Task objective: Search the material below for the word "this". Copy every line that has it.

Dataset excerpts:
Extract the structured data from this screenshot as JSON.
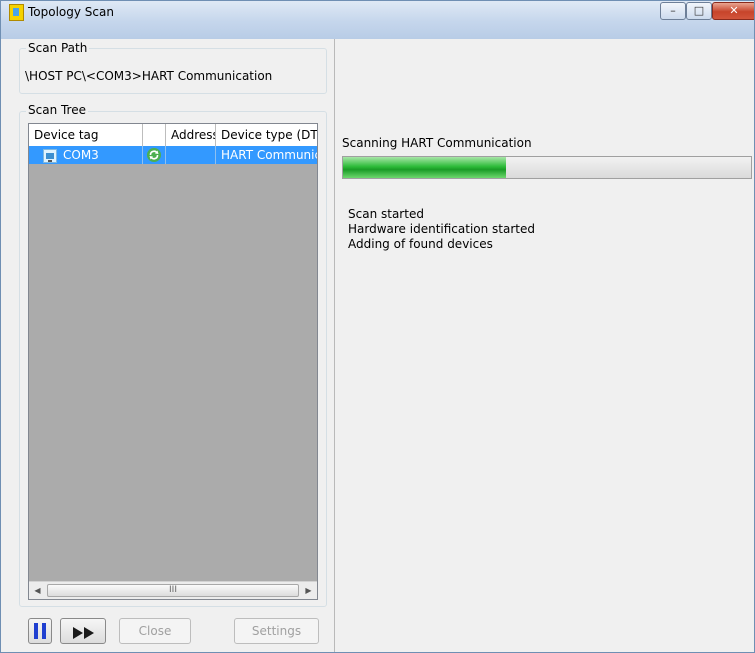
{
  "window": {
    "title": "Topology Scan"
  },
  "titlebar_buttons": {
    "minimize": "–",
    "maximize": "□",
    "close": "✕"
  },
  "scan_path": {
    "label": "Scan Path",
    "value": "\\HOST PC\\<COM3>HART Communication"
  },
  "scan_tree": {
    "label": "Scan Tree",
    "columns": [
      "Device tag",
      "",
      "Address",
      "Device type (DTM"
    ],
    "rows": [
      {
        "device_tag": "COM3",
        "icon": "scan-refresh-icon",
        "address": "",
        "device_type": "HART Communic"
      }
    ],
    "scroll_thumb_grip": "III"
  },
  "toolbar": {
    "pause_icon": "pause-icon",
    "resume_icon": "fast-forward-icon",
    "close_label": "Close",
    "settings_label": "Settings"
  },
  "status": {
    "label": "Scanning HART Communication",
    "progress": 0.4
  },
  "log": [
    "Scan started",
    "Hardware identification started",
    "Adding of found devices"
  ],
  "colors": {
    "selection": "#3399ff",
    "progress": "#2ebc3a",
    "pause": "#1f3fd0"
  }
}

...

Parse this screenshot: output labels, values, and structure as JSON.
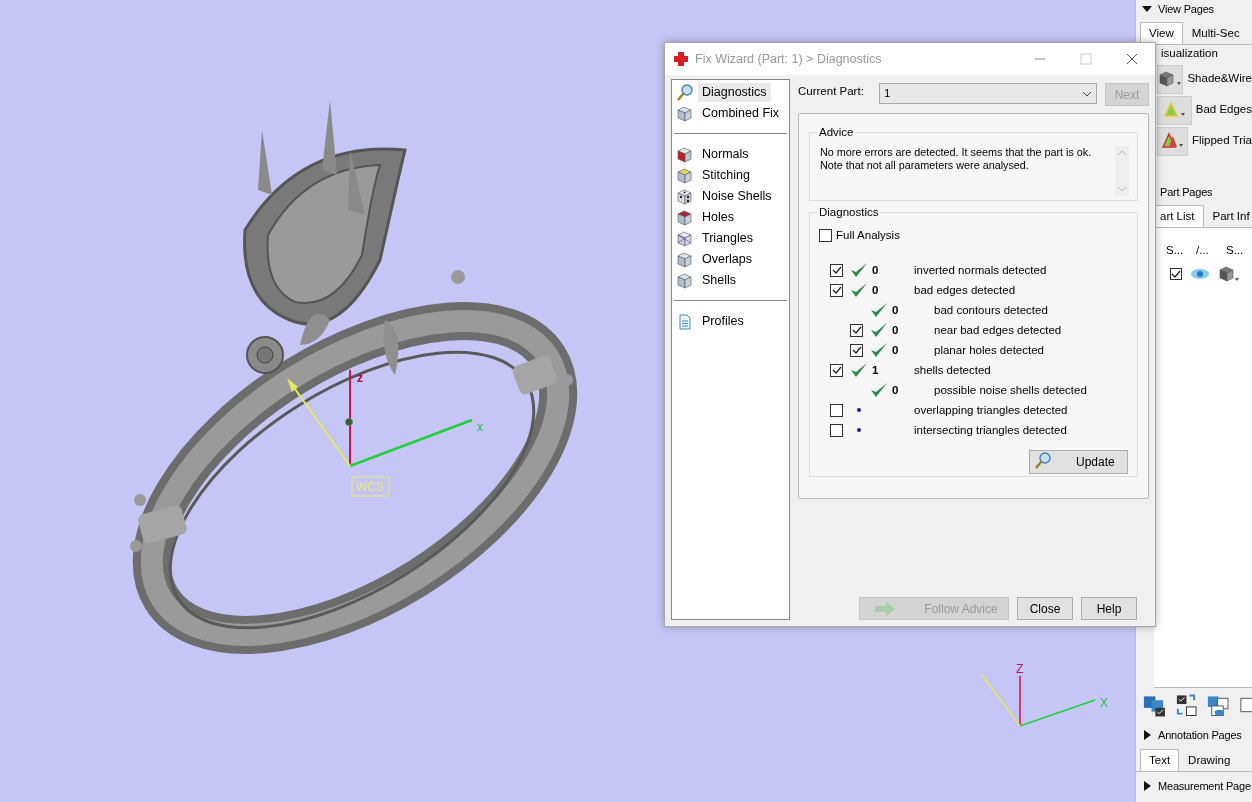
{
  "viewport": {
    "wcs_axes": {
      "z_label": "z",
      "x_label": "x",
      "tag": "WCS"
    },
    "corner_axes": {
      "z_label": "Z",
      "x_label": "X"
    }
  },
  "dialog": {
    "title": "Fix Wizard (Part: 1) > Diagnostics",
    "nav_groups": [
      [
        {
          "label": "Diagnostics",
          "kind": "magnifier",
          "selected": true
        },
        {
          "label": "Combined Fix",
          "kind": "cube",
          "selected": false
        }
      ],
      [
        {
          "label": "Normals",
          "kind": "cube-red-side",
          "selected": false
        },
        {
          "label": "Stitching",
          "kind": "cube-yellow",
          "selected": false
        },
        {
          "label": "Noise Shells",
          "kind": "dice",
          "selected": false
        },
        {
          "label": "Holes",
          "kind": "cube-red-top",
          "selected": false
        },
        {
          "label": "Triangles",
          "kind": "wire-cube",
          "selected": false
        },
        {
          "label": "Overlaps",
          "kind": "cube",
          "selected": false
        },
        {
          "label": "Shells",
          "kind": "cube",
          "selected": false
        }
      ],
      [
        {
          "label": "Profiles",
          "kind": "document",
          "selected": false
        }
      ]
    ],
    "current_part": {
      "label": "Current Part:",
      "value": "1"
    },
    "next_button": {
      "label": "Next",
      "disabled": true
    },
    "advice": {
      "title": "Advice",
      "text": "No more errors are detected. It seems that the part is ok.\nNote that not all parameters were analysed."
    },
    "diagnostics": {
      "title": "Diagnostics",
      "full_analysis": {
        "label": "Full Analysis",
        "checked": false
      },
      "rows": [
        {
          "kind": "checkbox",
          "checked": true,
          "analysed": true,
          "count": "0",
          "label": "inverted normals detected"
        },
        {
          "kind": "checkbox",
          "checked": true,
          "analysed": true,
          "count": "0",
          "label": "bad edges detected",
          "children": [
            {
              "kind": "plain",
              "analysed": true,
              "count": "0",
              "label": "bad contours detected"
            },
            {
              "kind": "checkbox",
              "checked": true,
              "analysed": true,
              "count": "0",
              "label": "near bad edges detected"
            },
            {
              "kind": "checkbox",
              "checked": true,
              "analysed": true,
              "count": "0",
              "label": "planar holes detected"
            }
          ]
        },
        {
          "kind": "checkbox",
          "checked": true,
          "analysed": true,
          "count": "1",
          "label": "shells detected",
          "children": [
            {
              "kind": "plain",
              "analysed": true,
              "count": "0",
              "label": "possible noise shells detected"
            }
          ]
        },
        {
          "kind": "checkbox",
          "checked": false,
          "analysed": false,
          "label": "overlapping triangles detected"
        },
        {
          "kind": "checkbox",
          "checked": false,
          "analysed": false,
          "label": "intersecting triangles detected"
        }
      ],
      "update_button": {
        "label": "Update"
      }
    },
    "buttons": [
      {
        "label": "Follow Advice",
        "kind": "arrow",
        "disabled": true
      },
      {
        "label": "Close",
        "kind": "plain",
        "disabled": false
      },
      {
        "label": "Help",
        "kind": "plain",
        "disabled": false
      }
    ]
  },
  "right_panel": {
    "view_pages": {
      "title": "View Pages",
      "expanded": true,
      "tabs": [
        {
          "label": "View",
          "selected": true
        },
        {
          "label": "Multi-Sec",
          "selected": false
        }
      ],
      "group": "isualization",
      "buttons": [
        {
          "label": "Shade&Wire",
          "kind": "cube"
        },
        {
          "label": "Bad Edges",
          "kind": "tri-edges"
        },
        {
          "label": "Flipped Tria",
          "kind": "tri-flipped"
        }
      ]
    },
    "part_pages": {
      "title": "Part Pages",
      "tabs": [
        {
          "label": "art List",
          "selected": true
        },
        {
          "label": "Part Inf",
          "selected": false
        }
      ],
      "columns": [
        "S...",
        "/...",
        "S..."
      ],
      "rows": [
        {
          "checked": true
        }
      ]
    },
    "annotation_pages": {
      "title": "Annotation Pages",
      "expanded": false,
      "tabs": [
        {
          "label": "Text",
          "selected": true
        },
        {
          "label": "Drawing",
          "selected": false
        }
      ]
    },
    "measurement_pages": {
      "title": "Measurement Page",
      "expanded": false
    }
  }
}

==

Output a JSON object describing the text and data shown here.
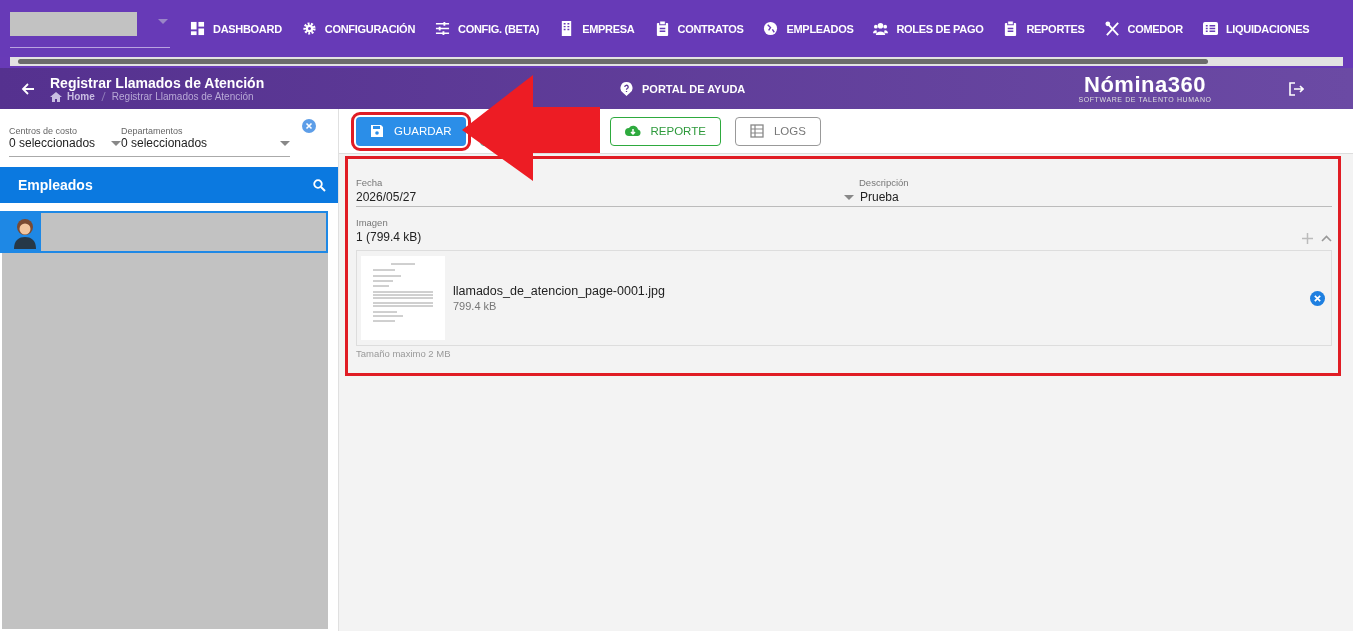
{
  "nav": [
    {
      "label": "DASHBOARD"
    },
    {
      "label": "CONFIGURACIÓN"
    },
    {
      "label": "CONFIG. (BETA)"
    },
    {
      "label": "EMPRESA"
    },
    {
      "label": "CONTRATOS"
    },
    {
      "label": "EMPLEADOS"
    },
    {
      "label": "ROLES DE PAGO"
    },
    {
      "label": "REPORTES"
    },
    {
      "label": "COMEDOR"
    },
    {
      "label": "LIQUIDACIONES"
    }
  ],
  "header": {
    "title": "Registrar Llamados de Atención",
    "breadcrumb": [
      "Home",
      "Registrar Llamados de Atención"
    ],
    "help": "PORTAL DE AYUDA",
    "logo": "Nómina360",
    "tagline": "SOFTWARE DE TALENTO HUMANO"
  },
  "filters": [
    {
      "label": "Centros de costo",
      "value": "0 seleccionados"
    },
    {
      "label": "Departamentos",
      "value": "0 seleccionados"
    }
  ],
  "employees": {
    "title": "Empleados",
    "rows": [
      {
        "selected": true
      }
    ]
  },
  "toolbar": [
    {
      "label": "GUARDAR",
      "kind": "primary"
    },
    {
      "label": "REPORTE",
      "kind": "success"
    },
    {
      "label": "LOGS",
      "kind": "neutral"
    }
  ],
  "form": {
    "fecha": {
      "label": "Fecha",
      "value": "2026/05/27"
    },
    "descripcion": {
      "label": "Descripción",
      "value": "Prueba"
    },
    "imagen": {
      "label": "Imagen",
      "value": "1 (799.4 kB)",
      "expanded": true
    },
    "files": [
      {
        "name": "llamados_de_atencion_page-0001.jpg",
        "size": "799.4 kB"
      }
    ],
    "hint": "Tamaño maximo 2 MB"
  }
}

Exercise answer:
Extract the structured data from this screenshot as JSON.
Parse this screenshot: output labels, values, and structure as JSON.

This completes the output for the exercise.